:: Task objective ::
Reproduce verbatim the passage of the forum thread on practical jokes below that begins with the words containing "I'll have to" and ends with "his voice mail!!".

:: Reading passage ::
/---

Working in a meat dept, you become VERY close to your fellow cutters. I worked under this one meat dept mgr for about 2 years, this guy ALWAYS left early, especially during the 1st of the month when food stamps, welfare, social security checks came in leaving ALL the work to myself and 3 other cutters, so needless to say, it was flippin BUSY! Jim would always leave his car keys on the desk, WELLLL, I took a 5 gallon plastic bucket, filled it 1/2 full, put it in our HUGE walk in freezer, pulled it out after 2 hours, put his keys on top of the ice, filled it to the top with more water, put it back in the freezer. Jim went to leave, asked where the "F" his keys were, I went to the freezer, brought him the bucket and low and behold, in the middle of 5 gallons of ice were his keys

He threw the bucket on the cement floor for over 1 HOUR trying to get the ice to break!!!!
Dennis

Posted: Tue Mar 11, 2003 8:46 pm
by StormCrazyIowan
LMAO!!!!!!
I'll have to think about this one!
Posted: Tue Mar 11, 2003 9:05 pm
by wx247
Hmmm... I am never good at practical jokes. Let me think on it.
Posted: Tue Mar 11, 2003 9:22 pm
by azsnowman
Now the second best! Jim had this 1967 Volkswagon Beetle in MINT, showroom floor condition, all original parts etc. WELL, I took a FOR SALE sign with me to work one day, I put $500 or Best Offer on it, I took a smoke break, put it on his car. Within 1 hour over 17 ppl came to the meat dept asking for Jim, Jim replied, "Yes, it's for sale, for the right price." This one customer had the $500 in his wallet, handed it to Jim, needless to say, he went BALLISTIC! "How dare you insult me with that offer!" he snapped, the customer snapped back, "Listen pal, YOU'RE the one asking $500 for it, RIGHT?" I had also put his home phone # on the sign, by the time he got home he had over 20 messages on his voice mail!!
You guys would have to know Jim, he was a butthead in the 1st degree, I took his position over after he retired, I stayed in the meat cutting business for 20 years and retired 5 years ago, it's a TOUGH, TOUGH business, you HAVE to pull practicle jokes just to keep your sanity!
Dennis
Posted: Tue Mar 11, 2003 10:12 pm
by breeze
Dennis, ya'll tormented the hades out of Jim!!! Lmao!!
We rearranged the lawn furniture on a friend's roof, one night,
exactly like it was sitting in his lawn...even had him convinced that
a small tornado came through while he was sleeping!
LoL! He was soooo gullible!

\---

:: The data ::
/---

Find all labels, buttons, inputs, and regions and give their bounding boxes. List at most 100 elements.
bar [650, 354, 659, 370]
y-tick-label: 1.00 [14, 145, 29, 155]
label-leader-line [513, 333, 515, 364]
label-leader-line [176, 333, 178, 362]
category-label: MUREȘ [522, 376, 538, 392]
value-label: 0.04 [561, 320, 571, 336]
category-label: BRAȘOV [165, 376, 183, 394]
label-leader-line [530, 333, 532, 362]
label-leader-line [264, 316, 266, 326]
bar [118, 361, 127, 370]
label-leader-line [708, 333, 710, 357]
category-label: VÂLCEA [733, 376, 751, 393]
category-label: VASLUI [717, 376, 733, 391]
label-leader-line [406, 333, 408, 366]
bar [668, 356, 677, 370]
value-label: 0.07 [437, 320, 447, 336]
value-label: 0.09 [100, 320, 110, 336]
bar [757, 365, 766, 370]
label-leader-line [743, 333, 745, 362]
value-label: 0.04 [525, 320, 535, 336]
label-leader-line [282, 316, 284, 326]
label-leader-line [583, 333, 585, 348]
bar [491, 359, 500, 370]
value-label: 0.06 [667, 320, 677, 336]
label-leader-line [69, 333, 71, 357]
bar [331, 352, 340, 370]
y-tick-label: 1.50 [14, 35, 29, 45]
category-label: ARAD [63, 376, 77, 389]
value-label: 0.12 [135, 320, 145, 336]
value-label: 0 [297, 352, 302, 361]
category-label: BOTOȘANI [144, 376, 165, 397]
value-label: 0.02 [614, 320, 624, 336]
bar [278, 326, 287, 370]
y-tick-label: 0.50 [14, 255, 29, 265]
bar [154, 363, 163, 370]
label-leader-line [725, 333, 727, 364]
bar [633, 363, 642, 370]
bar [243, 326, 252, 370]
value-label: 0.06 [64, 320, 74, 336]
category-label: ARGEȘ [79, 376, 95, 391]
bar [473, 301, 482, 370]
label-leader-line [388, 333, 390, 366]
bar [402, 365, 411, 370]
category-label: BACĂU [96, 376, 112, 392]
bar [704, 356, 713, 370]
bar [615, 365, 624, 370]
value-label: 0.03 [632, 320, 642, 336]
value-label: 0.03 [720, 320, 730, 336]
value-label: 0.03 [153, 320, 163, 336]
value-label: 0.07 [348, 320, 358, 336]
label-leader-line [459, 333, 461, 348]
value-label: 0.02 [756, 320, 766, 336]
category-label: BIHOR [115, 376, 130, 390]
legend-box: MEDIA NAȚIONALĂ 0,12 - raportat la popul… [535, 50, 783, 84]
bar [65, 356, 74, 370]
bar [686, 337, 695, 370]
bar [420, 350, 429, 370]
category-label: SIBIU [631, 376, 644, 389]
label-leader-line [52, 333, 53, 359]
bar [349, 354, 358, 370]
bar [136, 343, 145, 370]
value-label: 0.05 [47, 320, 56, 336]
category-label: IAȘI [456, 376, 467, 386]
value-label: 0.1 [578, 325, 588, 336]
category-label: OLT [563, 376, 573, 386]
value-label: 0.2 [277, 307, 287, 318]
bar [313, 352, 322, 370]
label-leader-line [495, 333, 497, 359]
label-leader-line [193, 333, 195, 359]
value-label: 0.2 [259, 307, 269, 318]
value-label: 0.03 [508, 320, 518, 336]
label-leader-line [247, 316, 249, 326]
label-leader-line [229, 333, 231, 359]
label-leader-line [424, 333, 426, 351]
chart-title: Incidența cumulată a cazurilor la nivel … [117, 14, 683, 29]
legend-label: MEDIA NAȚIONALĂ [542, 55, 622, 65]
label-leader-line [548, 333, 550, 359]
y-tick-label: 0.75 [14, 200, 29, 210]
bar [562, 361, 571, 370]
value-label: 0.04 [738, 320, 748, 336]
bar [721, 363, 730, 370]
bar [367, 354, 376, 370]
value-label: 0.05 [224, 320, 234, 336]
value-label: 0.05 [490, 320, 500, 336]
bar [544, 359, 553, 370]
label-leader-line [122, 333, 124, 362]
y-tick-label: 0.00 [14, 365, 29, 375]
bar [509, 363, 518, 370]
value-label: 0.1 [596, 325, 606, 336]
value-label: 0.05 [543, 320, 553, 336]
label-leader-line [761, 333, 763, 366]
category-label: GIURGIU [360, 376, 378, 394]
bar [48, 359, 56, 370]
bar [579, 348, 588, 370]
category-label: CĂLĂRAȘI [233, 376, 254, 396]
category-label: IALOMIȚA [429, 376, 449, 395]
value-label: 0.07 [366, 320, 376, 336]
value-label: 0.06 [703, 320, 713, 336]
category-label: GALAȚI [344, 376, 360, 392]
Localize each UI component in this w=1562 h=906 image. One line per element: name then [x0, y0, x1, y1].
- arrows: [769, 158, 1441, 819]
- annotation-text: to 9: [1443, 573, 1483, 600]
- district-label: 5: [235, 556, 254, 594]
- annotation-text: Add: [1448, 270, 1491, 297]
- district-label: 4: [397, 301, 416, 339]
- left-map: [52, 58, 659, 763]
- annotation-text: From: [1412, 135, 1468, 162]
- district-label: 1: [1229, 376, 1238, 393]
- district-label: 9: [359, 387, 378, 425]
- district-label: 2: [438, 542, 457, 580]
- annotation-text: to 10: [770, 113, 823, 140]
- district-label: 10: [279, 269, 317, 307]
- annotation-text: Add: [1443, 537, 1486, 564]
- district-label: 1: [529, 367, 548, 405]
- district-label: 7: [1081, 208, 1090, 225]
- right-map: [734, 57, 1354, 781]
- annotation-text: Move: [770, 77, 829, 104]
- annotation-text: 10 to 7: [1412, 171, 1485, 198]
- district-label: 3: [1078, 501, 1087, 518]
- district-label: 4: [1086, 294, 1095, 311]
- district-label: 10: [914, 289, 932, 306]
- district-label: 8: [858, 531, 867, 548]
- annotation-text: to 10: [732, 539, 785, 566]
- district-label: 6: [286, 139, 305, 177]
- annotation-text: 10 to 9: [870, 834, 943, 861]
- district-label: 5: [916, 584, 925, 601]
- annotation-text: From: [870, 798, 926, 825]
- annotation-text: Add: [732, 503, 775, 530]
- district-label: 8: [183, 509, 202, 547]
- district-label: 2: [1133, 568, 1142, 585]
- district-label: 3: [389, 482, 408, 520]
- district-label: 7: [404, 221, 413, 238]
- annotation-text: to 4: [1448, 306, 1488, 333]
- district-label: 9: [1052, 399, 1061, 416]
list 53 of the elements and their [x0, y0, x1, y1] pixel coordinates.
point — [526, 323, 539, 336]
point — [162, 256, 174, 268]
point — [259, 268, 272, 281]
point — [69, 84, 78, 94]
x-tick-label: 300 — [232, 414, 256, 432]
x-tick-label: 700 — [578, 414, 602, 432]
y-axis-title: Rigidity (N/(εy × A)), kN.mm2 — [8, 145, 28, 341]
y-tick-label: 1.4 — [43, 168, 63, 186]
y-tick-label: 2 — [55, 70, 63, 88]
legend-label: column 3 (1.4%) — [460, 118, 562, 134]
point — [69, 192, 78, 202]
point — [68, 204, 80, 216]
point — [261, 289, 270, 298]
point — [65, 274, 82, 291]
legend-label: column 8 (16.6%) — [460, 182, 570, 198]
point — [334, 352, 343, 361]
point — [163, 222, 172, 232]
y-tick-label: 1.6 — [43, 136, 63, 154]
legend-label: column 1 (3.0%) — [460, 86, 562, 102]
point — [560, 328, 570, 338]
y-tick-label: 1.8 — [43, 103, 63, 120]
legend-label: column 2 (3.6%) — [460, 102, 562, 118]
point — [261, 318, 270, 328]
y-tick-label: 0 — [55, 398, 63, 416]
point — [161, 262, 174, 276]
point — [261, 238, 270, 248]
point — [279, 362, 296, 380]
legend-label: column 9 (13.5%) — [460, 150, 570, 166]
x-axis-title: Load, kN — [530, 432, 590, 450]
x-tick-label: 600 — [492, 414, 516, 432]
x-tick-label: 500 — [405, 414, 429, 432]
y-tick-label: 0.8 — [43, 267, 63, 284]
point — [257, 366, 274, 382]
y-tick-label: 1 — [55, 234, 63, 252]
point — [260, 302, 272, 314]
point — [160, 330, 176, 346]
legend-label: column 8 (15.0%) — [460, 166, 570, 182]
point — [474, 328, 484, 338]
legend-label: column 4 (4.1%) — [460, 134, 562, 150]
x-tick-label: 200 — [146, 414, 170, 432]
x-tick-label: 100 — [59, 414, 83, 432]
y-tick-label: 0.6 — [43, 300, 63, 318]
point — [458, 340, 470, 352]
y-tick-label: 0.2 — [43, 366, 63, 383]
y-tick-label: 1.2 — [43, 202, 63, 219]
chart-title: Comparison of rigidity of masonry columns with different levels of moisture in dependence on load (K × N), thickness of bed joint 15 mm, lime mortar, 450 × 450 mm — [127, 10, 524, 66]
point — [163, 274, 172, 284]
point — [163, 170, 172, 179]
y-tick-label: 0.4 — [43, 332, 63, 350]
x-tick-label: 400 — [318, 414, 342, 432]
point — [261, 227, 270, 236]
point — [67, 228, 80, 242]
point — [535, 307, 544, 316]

\---

:: Result of the task ::
I'll have to think about this one!
Posted: Tue Mar 11, 2003 9:05 pm
by wx247
Hmmm... I am never good at practical jokes. Let me think on it.
Posted: Tue Mar 11, 2003 9:22 pm
by azsnowman
Now the second best! Jim had this 1967 Volkswagon Beetle in MINT, showroom floor condition, all original parts etc. WELL, I took a FOR SALE sign with me to work one day, I put $500 or Best Offer on it, I took a smoke break, put it on his car. Within 1 hour over 17 ppl came to the meat dept asking for Jim, Jim replied, "Yes, it's for sale, for the right price." This one customer had the $500 in his wallet, handed it to Jim, needless to say, he went BALLISTIC! "How dare you insult me with that offer!" he snapped, the customer snapped back, "Listen pal, YOU'RE the one asking $500 for it, RIGHT?" I had also put his home phone # on the sign, by the time he got home he had over 20 messages on his voice mail!!